[Work to do]:
Your task is to copy the listing exactly. Drop any pictures from the copy.

[Excerpted data]:

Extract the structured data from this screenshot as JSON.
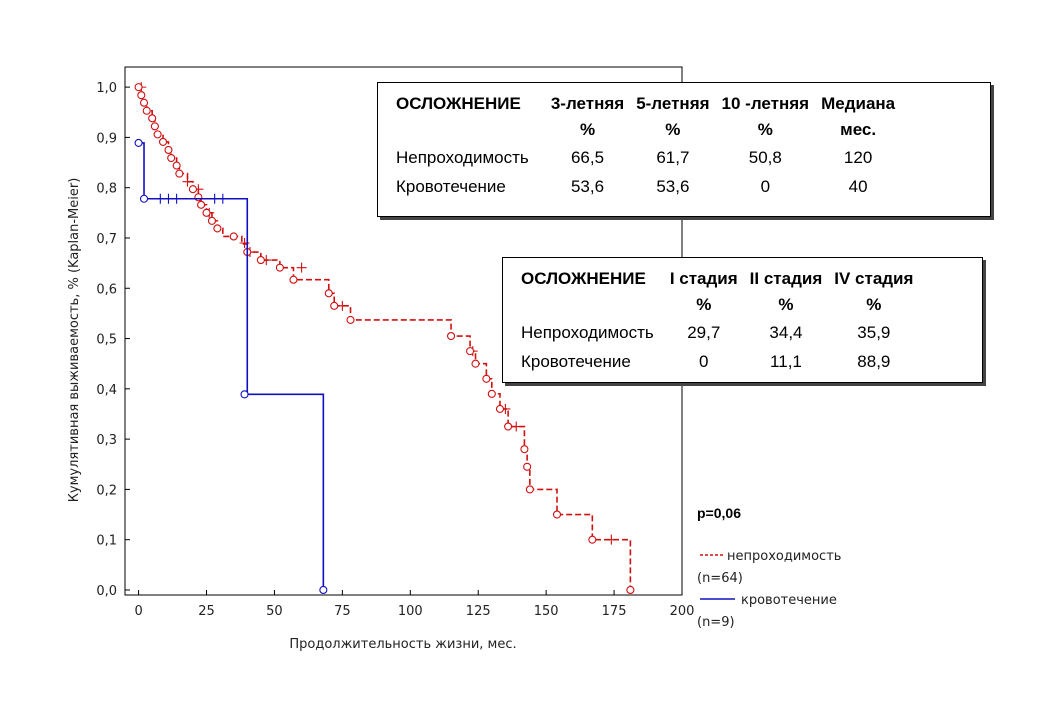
{
  "chart_data": {
    "type": "line",
    "subtype": "kaplan-meier-step",
    "xlabel": "Продолжительность жизни, мес.",
    "ylabel": "Кумулятивная выживаемость, % (Kaplan-Meier)",
    "xlim": [
      -5,
      200
    ],
    "ylim": [
      -0.01,
      1.04
    ],
    "xticks": [
      0,
      25,
      50,
      75,
      100,
      125,
      150,
      175,
      200
    ],
    "yticks": [
      "0,0",
      "0,1",
      "0,2",
      "0,3",
      "0,4",
      "0,5",
      "0,6",
      "0,7",
      "0,8",
      "0,9",
      "1,0"
    ],
    "grid": false,
    "legend_position": "bottom-right",
    "series": [
      {
        "name": "непроходимость",
        "color": "#d01010",
        "style": "dashed",
        "n_label": "(n=64)",
        "step_x": [
          0,
          1,
          2,
          3,
          5,
          6,
          7,
          9,
          11,
          12,
          14,
          15,
          18,
          20,
          22,
          23,
          25,
          27,
          29,
          31,
          35,
          38,
          40,
          45,
          52,
          57,
          63,
          70,
          72,
          78,
          115,
          122,
          124,
          128,
          130,
          133,
          136,
          142,
          143,
          144,
          154,
          167,
          181
        ],
        "step_y": [
          1.0,
          0.984,
          0.969,
          0.953,
          0.938,
          0.922,
          0.906,
          0.891,
          0.875,
          0.859,
          0.844,
          0.828,
          0.812,
          0.797,
          0.781,
          0.766,
          0.75,
          0.734,
          0.719,
          0.703,
          0.703,
          0.688,
          0.672,
          0.656,
          0.641,
          0.617,
          0.617,
          0.59,
          0.565,
          0.537,
          0.505,
          0.475,
          0.45,
          0.42,
          0.39,
          0.36,
          0.325,
          0.28,
          0.245,
          0.2,
          0.15,
          0.1,
          0.0
        ],
        "event_circles": [
          [
            0,
            1.0
          ],
          [
            1,
            0.984
          ],
          [
            2,
            0.969
          ],
          [
            3,
            0.953
          ],
          [
            5,
            0.938
          ],
          [
            6,
            0.922
          ],
          [
            7,
            0.906
          ],
          [
            9,
            0.891
          ],
          [
            11,
            0.875
          ],
          [
            12,
            0.859
          ],
          [
            14,
            0.844
          ],
          [
            15,
            0.828
          ],
          [
            20,
            0.797
          ],
          [
            22,
            0.781
          ],
          [
            23,
            0.766
          ],
          [
            25,
            0.75
          ],
          [
            27,
            0.734
          ],
          [
            29,
            0.719
          ],
          [
            35,
            0.703
          ],
          [
            40,
            0.672
          ],
          [
            45,
            0.656
          ],
          [
            52,
            0.641
          ],
          [
            57,
            0.617
          ],
          [
            70,
            0.59
          ],
          [
            72,
            0.565
          ],
          [
            78,
            0.537
          ],
          [
            115,
            0.505
          ],
          [
            122,
            0.475
          ],
          [
            124,
            0.45
          ],
          [
            128,
            0.42
          ],
          [
            130,
            0.39
          ],
          [
            133,
            0.36
          ],
          [
            136,
            0.325
          ],
          [
            142,
            0.28
          ],
          [
            143,
            0.245
          ],
          [
            144,
            0.2
          ],
          [
            154,
            0.15
          ],
          [
            167,
            0.1
          ],
          [
            181,
            0.0
          ]
        ],
        "censored": [
          [
            1,
            1.0
          ],
          [
            18,
            0.812
          ],
          [
            22,
            0.797
          ],
          [
            26,
            0.75
          ],
          [
            39,
            0.69
          ],
          [
            41,
            0.672
          ],
          [
            47,
            0.656
          ],
          [
            60,
            0.641
          ],
          [
            75,
            0.565
          ],
          [
            123,
            0.475
          ],
          [
            135,
            0.36
          ],
          [
            139,
            0.325
          ],
          [
            174,
            0.1
          ]
        ]
      },
      {
        "name": "кровотечение",
        "color": "#1010c0",
        "style": "solid",
        "n_label": "(n=9)",
        "step_x": [
          0,
          2,
          39,
          40,
          68
        ],
        "step_y": [
          0.889,
          0.778,
          0.778,
          0.389,
          0.0
        ],
        "event_circles": [
          [
            0,
            0.889
          ],
          [
            2,
            0.778
          ],
          [
            39,
            0.389
          ],
          [
            68,
            0.0
          ]
        ],
        "censored": [
          [
            8,
            0.778
          ],
          [
            11,
            0.778
          ],
          [
            14,
            0.778
          ],
          [
            28,
            0.778
          ],
          [
            31,
            0.778
          ]
        ]
      }
    ],
    "annotation": "p=0,06"
  },
  "table_a": {
    "headers": [
      {
        "l1": "ОСЛОЖНЕНИЕ",
        "l2": ""
      },
      {
        "l1": "3-летняя",
        "l2": "%"
      },
      {
        "l1": "5-летняя",
        "l2": "%"
      },
      {
        "l1": "10 -летняя",
        "l2": "%"
      },
      {
        "l1": "Медиана",
        "l2": "мес."
      }
    ],
    "rows": [
      [
        "Непроходимость",
        "66,5",
        "61,7",
        "50,8",
        "120"
      ],
      [
        "Кровотечение",
        "53,6",
        "53,6",
        "0",
        "40"
      ]
    ]
  },
  "table_b": {
    "headers": [
      {
        "l1": "ОСЛОЖНЕНИЕ",
        "l2": ""
      },
      {
        "l1": "I стадия",
        "l2": "%"
      },
      {
        "l1": "II стадия",
        "l2": "%"
      },
      {
        "l1": "IV стадия",
        "l2": "%"
      }
    ],
    "rows": [
      [
        "Непроходимость",
        "29,7",
        "34,4",
        "35,9"
      ],
      [
        "Кровотечение",
        "0",
        "11,1",
        "88,9"
      ]
    ]
  }
}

[The response]:
Extract the structured data from this screenshot as JSON.
{
  "chart_data": {
    "type": "line",
    "subtype": "kaplan-meier-step",
    "xlabel": "Продолжительность жизни, мес.",
    "ylabel": "Кумулятивная выживаемость, % (Kaplan-Meier)",
    "xlim": [
      -5,
      200
    ],
    "ylim": [
      -0.01,
      1.04
    ],
    "xticks": [
      0,
      25,
      50,
      75,
      100,
      125,
      150,
      175,
      200
    ],
    "yticks": [
      "0,0",
      "0,1",
      "0,2",
      "0,3",
      "0,4",
      "0,5",
      "0,6",
      "0,7",
      "0,8",
      "0,9",
      "1,0"
    ],
    "grid": false,
    "legend_position": "bottom-right",
    "series": [
      {
        "name": "непроходимость",
        "color": "#d01010",
        "style": "dashed",
        "n_label": "(n=64)",
        "step_x": [
          0,
          1,
          2,
          3,
          5,
          6,
          7,
          9,
          11,
          12,
          14,
          15,
          18,
          20,
          22,
          23,
          25,
          27,
          29,
          31,
          35,
          38,
          40,
          45,
          52,
          57,
          63,
          70,
          72,
          78,
          115,
          122,
          124,
          128,
          130,
          133,
          136,
          142,
          143,
          144,
          154,
          167,
          181
        ],
        "step_y": [
          1.0,
          0.984,
          0.969,
          0.953,
          0.938,
          0.922,
          0.906,
          0.891,
          0.875,
          0.859,
          0.844,
          0.828,
          0.812,
          0.797,
          0.781,
          0.766,
          0.75,
          0.734,
          0.719,
          0.703,
          0.703,
          0.688,
          0.672,
          0.656,
          0.641,
          0.617,
          0.617,
          0.59,
          0.565,
          0.537,
          0.505,
          0.475,
          0.45,
          0.42,
          0.39,
          0.36,
          0.325,
          0.28,
          0.245,
          0.2,
          0.15,
          0.1,
          0.0
        ],
        "event_circles": [
          [
            0,
            1.0
          ],
          [
            1,
            0.984
          ],
          [
            2,
            0.969
          ],
          [
            3,
            0.953
          ],
          [
            5,
            0.938
          ],
          [
            6,
            0.922
          ],
          [
            7,
            0.906
          ],
          [
            9,
            0.891
          ],
          [
            11,
            0.875
          ],
          [
            12,
            0.859
          ],
          [
            14,
            0.844
          ],
          [
            15,
            0.828
          ],
          [
            20,
            0.797
          ],
          [
            22,
            0.781
          ],
          [
            23,
            0.766
          ],
          [
            25,
            0.75
          ],
          [
            27,
            0.734
          ],
          [
            29,
            0.719
          ],
          [
            35,
            0.703
          ],
          [
            40,
            0.672
          ],
          [
            45,
            0.656
          ],
          [
            52,
            0.641
          ],
          [
            57,
            0.617
          ],
          [
            70,
            0.59
          ],
          [
            72,
            0.565
          ],
          [
            78,
            0.537
          ],
          [
            115,
            0.505
          ],
          [
            122,
            0.475
          ],
          [
            124,
            0.45
          ],
          [
            128,
            0.42
          ],
          [
            130,
            0.39
          ],
          [
            133,
            0.36
          ],
          [
            136,
            0.325
          ],
          [
            142,
            0.28
          ],
          [
            143,
            0.245
          ],
          [
            144,
            0.2
          ],
          [
            154,
            0.15
          ],
          [
            167,
            0.1
          ],
          [
            181,
            0.0
          ]
        ],
        "censored": [
          [
            1,
            1.0
          ],
          [
            18,
            0.812
          ],
          [
            22,
            0.797
          ],
          [
            26,
            0.75
          ],
          [
            39,
            0.69
          ],
          [
            41,
            0.672
          ],
          [
            47,
            0.656
          ],
          [
            60,
            0.641
          ],
          [
            75,
            0.565
          ],
          [
            123,
            0.475
          ],
          [
            135,
            0.36
          ],
          [
            139,
            0.325
          ],
          [
            174,
            0.1
          ]
        ]
      },
      {
        "name": "кровотечение",
        "color": "#1010c0",
        "style": "solid",
        "n_label": "(n=9)",
        "step_x": [
          0,
          2,
          39,
          40,
          68
        ],
        "step_y": [
          0.889,
          0.778,
          0.778,
          0.389,
          0.0
        ],
        "event_circles": [
          [
            0,
            0.889
          ],
          [
            2,
            0.778
          ],
          [
            39,
            0.389
          ],
          [
            68,
            0.0
          ]
        ],
        "censored": [
          [
            8,
            0.778
          ],
          [
            11,
            0.778
          ],
          [
            14,
            0.778
          ],
          [
            28,
            0.778
          ],
          [
            31,
            0.778
          ]
        ]
      }
    ],
    "annotation": "p=0,06"
  },
  "table_a": {
    "headers": [
      {
        "l1": "ОСЛОЖНЕНИЕ",
        "l2": ""
      },
      {
        "l1": "3-летняя",
        "l2": "%"
      },
      {
        "l1": "5-летняя",
        "l2": "%"
      },
      {
        "l1": "10 -летняя",
        "l2": "%"
      },
      {
        "l1": "Медиана",
        "l2": "мес."
      }
    ],
    "rows": [
      [
        "Непроходимость",
        "66,5",
        "61,7",
        "50,8",
        "120"
      ],
      [
        "Кровотечение",
        "53,6",
        "53,6",
        "0",
        "40"
      ]
    ]
  },
  "table_b": {
    "headers": [
      {
        "l1": "ОСЛОЖНЕНИЕ",
        "l2": ""
      },
      {
        "l1": "I стадия",
        "l2": "%"
      },
      {
        "l1": "II стадия",
        "l2": "%"
      },
      {
        "l1": "IV стадия",
        "l2": "%"
      }
    ],
    "rows": [
      [
        "Непроходимость",
        "29,7",
        "34,4",
        "35,9"
      ],
      [
        "Кровотечение",
        "0",
        "11,1",
        "88,9"
      ]
    ]
  }
}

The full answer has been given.